- Directive: Reproduce the listing below word for word, with no pictures.

- Records for the task:
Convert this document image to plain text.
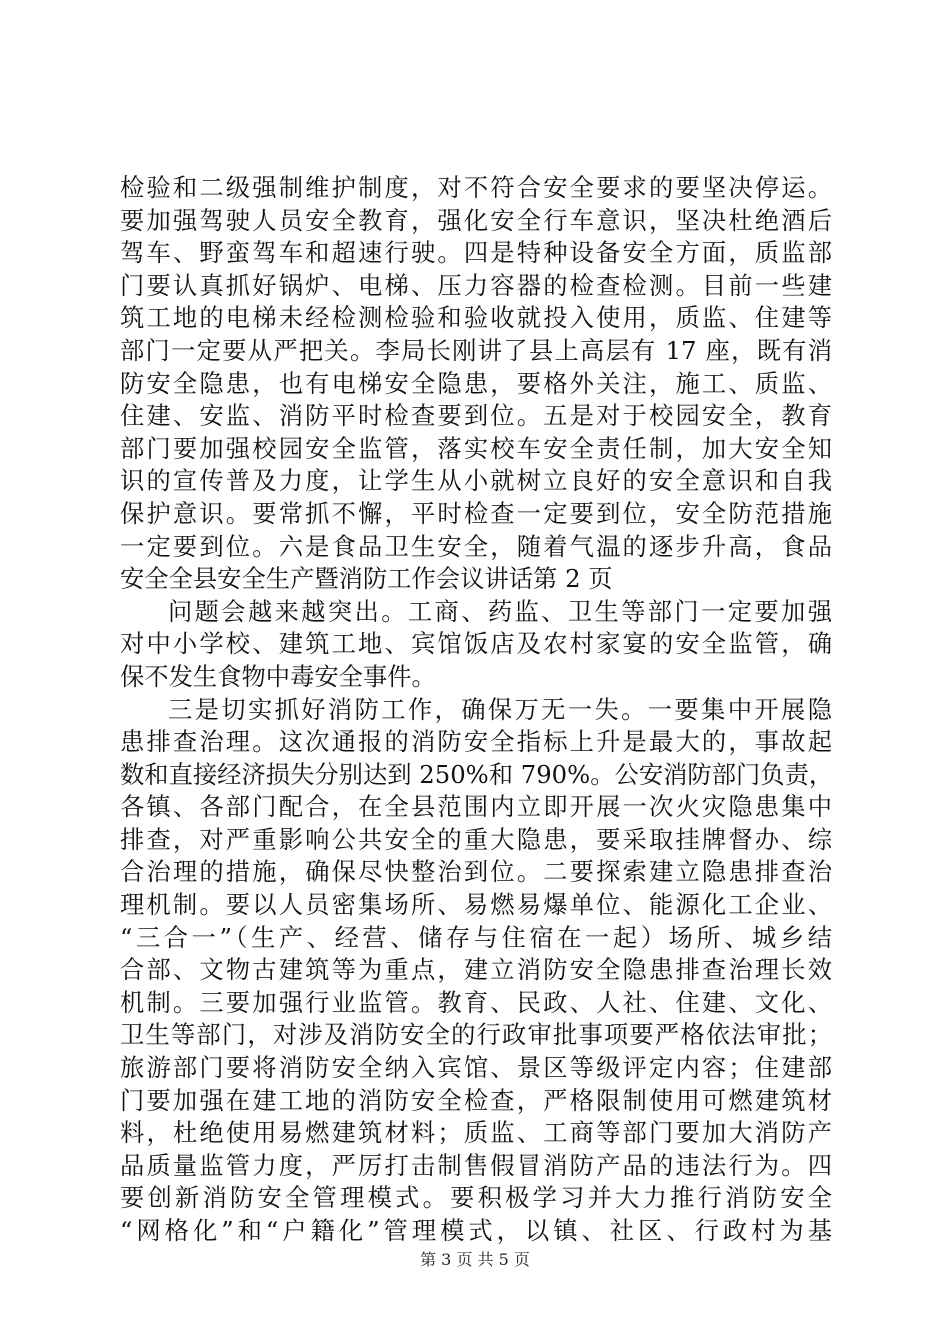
检验和二级强制维护制度，对不符合安全要求的要坚决停运。
要加强驾驶人员安全教育，强化安全行车意识，坚决杜绝酒后
驾车、野蛮驾车和超速行驶。四是特种设备安全方面，质监部
门要认真抓好锅炉、电梯、压力容器的检查检测。目前一些建
筑工地的电梯未经检测检验和验收就投入使用，质监、住建等
部门一定要从严把关。李局长刚讲了县上高层有 17 座，既有消
防安全隐患，也有电梯安全隐患，要格外关注，施工、质监、
住建、安监、消防平时检查要到位。五是对于校园安全，教育
部门要加强校园安全监管，落实校车安全责任制，加大安全知
识的宣传普及力度，让学生从小就树立良好的安全意识和自我
保护意识。要常抓不懈，平时检查一定要到位，安全防范措施
一定要到位。六是食品卫生安全，随着气温的逐步升高，食品
安全全县安全生产暨消防工作会议讲话第 2 页
问题会越来越突出。工商、药监、卫生等部门一定要加强
对中小学校、建筑工地、宾馆饭店及农村家宴的安全监管，确
保不发生食物中毒安全事件。
三是切实抓好消防工作，确保万无一失。一要集中开展隐
患排查治理。这次通报的消防安全指标上升是最大的，事故起
数和直接经济损失分别达到 250%和 790%。公安消防部门负责，
各镇、各部门配合，在全县范围内立即开展一次火灾隐患集中
排查，对严重影响公共安全的重大隐患，要采取挂牌督办、综
合治理的措施，确保尽快整治到位。二要探索建立隐患排查治
理机制。要以人员密集场所、易燃易爆单位、能源化工企业、
“三合一”（生产、经营、储存与住宿在一起）场所、城乡结
合部、文物古建筑等为重点，建立消防安全隐患排查治理长效
机制。三要加强行业监管。教育、民政、人社、住建、文化、
卫生等部门，对涉及消防安全的行政审批事项要严格依法审批；
旅游部门要将消防安全纳入宾馆、景区等级评定内容；住建部
门要加强在建工地的消防安全检查，严格限制使用可燃建筑材
料，杜绝使用易燃建筑材料；质监、工商等部门要加大消防产
品质量监管力度，严厉打击制售假冒消防产品的违法行为。四
要创新消防安全管理模式。要积极学习并大力推行消防安全
“网格化”和“户籍化”管理模式，以镇、社区、行政村为基
第 3 页 共 5 页
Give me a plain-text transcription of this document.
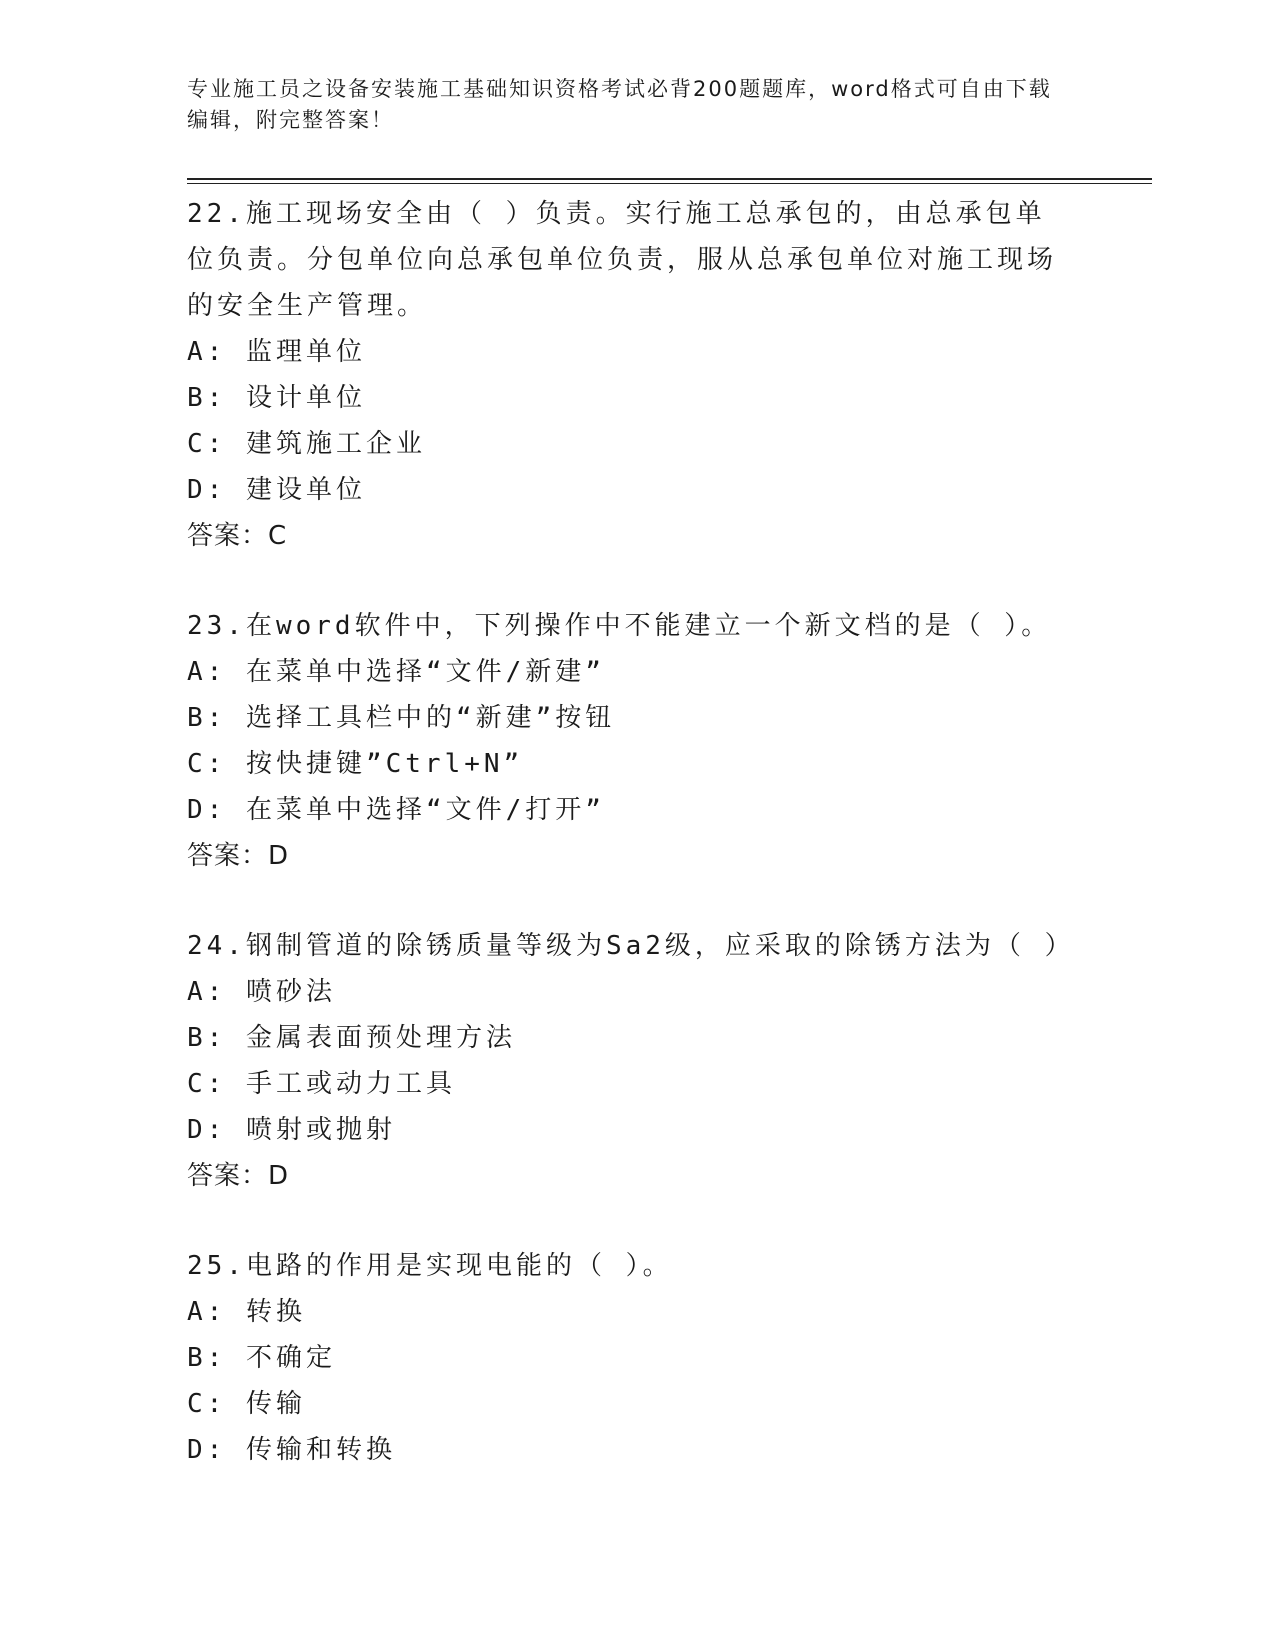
专业施工员之设备安装施工基础知识资格考试必背200题题库，word格式可自由下载编辑，附完整答案！

22.施工现场安全由（ ）负责。实行施工总承包的，由总承包单位负责。分包单位向总承包单位负责，服从总承包单位对施工现场的安全生产管理。

A: 监理单位

B: 设计单位

C: 建筑施工企业

D: 建设单位

答案：C

23.在word软件中，下列操作中不能建立一个新文档的是（ ）。

A: 在菜单中选择“文件/新建”

B: 选择工具栏中的“新建”按钮

C: 按快捷键”Ctrl+N”

D: 在菜单中选择“文件/打开”

答案：D

24.钢制管道的除锈质量等级为Sa2级，应采取的除锈方法为（ ）

A: 喷砂法

B: 金属表面预处理方法

C: 手工或动力工具

D: 喷射或抛射

答案：D

25.电路的作用是实现电能的（ ）。

A: 转换

B: 不确定

C: 传输

D: 传输和转换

- Exercise output:
Convert this document image to plain text.
检验和二级强制维护制度，对不符合安全要求的要坚决停运。
要加强驾驶人员安全教育，强化安全行车意识，坚决杜绝酒后
驾车、野蛮驾车和超速行驶。四是特种设备安全方面，质监部
门要认真抓好锅炉、电梯、压力容器的检查检测。目前一些建
筑工地的电梯未经检测检验和验收就投入使用，质监、住建等
部门一定要从严把关。李局长刚讲了县上高层有 17 座，既有消
防安全隐患，也有电梯安全隐患，要格外关注，施工、质监、
住建、安监、消防平时检查要到位。五是对于校园安全，教育
部门要加强校园安全监管，落实校车安全责任制，加大安全知
识的宣传普及力度，让学生从小就树立良好的安全意识和自我
保护意识。要常抓不懈，平时检查一定要到位，安全防范措施
一定要到位。六是食品卫生安全，随着气温的逐步升高，食品
安全全县安全生产暨消防工作会议讲话第 2 页
问题会越来越突出。工商、药监、卫生等部门一定要加强
对中小学校、建筑工地、宾馆饭店及农村家宴的安全监管，确
保不发生食物中毒安全事件。
三是切实抓好消防工作，确保万无一失。一要集中开展隐
患排查治理。这次通报的消防安全指标上升是最大的，事故起
数和直接经济损失分别达到 250%和 790%。公安消防部门负责，
各镇、各部门配合，在全县范围内立即开展一次火灾隐患集中
排查，对严重影响公共安全的重大隐患，要采取挂牌督办、综
合治理的措施，确保尽快整治到位。二要探索建立隐患排查治
理机制。要以人员密集场所、易燃易爆单位、能源化工企业、
“三合一”（生产、经营、储存与住宿在一起）场所、城乡结
合部、文物古建筑等为重点，建立消防安全隐患排查治理长效
机制。三要加强行业监管。教育、民政、人社、住建、文化、
卫生等部门，对涉及消防安全的行政审批事项要严格依法审批；
旅游部门要将消防安全纳入宾馆、景区等级评定内容；住建部
门要加强在建工地的消防安全检查，严格限制使用可燃建筑材
料，杜绝使用易燃建筑材料；质监、工商等部门要加大消防产
品质量监管力度，严厉打击制售假冒消防产品的违法行为。四
要创新消防安全管理模式。要积极学习并大力推行消防安全
“网格化”和“户籍化”管理模式，以镇、社区、行政村为基
第 3 页 共 5 页
Give me a plain-text transcription of this document.
专业施工员之设备安装施工基础知识资格考试必背200题题库，word格式可自由下载编辑，附完整答案！

22.施工现场安全由（ ）负责。实行施工总承包的，由总承包单位负责。分包单位向总承包单位负责，服从总承包单位对施工现场的安全生产管理。

A: 监理单位

B: 设计单位

C: 建筑施工企业

D: 建设单位

答案：C

23.在word软件中，下列操作中不能建立一个新文档的是（ ）。

A: 在菜单中选择“文件/新建”

B: 选择工具栏中的“新建”按钮

C: 按快捷键”Ctrl+N”

D: 在菜单中选择“文件/打开”

答案：D

24.钢制管道的除锈质量等级为Sa2级，应采取的除锈方法为（ ）

A: 喷砂法

B: 金属表面预处理方法

C: 手工或动力工具

D: 喷射或抛射

答案：D

25.电路的作用是实现电能的（ ）。

A: 转换

B: 不确定

C: 传输

D: 传输和转换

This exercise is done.